*Data for this task:*
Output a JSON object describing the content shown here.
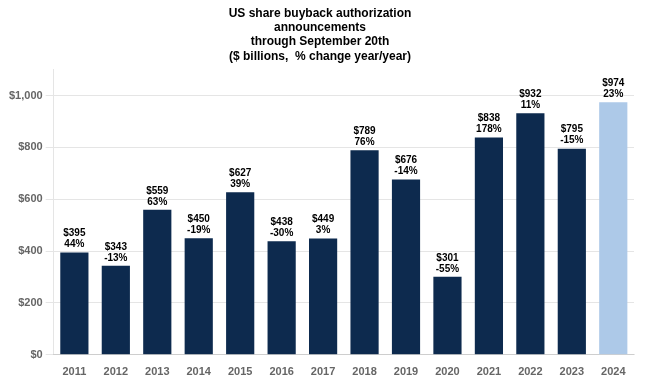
{
  "chart_data": {
    "type": "bar",
    "title": [
      "US share buyback authorization",
      "announcements",
      "through September 20th",
      "($ billions,  % change year/year)"
    ],
    "categories": [
      "2011",
      "2012",
      "2013",
      "2014",
      "2015",
      "2016",
      "2017",
      "2018",
      "2019",
      "2020",
      "2021",
      "2022",
      "2023",
      "2024"
    ],
    "values": [
      395,
      343,
      559,
      450,
      627,
      438,
      449,
      789,
      676,
      301,
      838,
      932,
      795,
      974
    ],
    "value_labels": [
      "$395",
      "$343",
      "$559",
      "$450",
      "$627",
      "$438",
      "$449",
      "$789",
      "$676",
      "$301",
      "$838",
      "$932",
      "$795",
      "$974"
    ],
    "pct_changes": [
      "44%",
      "-13%",
      "63%",
      "-19%",
      "39%",
      "-30%",
      "3%",
      "76%",
      "-14%",
      "-55%",
      "178%",
      "11%",
      "-15%",
      "23%"
    ],
    "colors": [
      "#0d2a4e",
      "#0d2a4e",
      "#0d2a4e",
      "#0d2a4e",
      "#0d2a4e",
      "#0d2a4e",
      "#0d2a4e",
      "#0d2a4e",
      "#0d2a4e",
      "#0d2a4e",
      "#0d2a4e",
      "#0d2a4e",
      "#0d2a4e",
      "#adc9e8"
    ],
    "ylim": [
      0,
      1100
    ],
    "yticks": [
      {
        "value": 0,
        "label": "$0"
      },
      {
        "value": 200,
        "label": "$200"
      },
      {
        "value": 400,
        "label": "$400"
      },
      {
        "value": 600,
        "label": "$600"
      },
      {
        "value": 800,
        "label": "$800"
      },
      {
        "value": 1000,
        "label": "$1,000"
      }
    ],
    "grid": "y",
    "data_labels": true
  }
}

*Task objective:* Return all of the entries exactly as written, but drop any pictures they hold.

*Solved problem:*
Output a JSON object describing the content shown here.
{
  "chart_data": {
    "type": "bar",
    "title": [
      "US share buyback authorization",
      "announcements",
      "through September 20th",
      "($ billions,  % change year/year)"
    ],
    "categories": [
      "2011",
      "2012",
      "2013",
      "2014",
      "2015",
      "2016",
      "2017",
      "2018",
      "2019",
      "2020",
      "2021",
      "2022",
      "2023",
      "2024"
    ],
    "values": [
      395,
      343,
      559,
      450,
      627,
      438,
      449,
      789,
      676,
      301,
      838,
      932,
      795,
      974
    ],
    "value_labels": [
      "$395",
      "$343",
      "$559",
      "$450",
      "$627",
      "$438",
      "$449",
      "$789",
      "$676",
      "$301",
      "$838",
      "$932",
      "$795",
      "$974"
    ],
    "pct_changes": [
      "44%",
      "-13%",
      "63%",
      "-19%",
      "39%",
      "-30%",
      "3%",
      "76%",
      "-14%",
      "-55%",
      "178%",
      "11%",
      "-15%",
      "23%"
    ],
    "colors": [
      "#0d2a4e",
      "#0d2a4e",
      "#0d2a4e",
      "#0d2a4e",
      "#0d2a4e",
      "#0d2a4e",
      "#0d2a4e",
      "#0d2a4e",
      "#0d2a4e",
      "#0d2a4e",
      "#0d2a4e",
      "#0d2a4e",
      "#0d2a4e",
      "#adc9e8"
    ],
    "ylim": [
      0,
      1100
    ],
    "yticks": [
      {
        "value": 0,
        "label": "$0"
      },
      {
        "value": 200,
        "label": "$200"
      },
      {
        "value": 400,
        "label": "$400"
      },
      {
        "value": 600,
        "label": "$600"
      },
      {
        "value": 800,
        "label": "$800"
      },
      {
        "value": 1000,
        "label": "$1,000"
      }
    ],
    "grid": "y",
    "data_labels": true
  }
}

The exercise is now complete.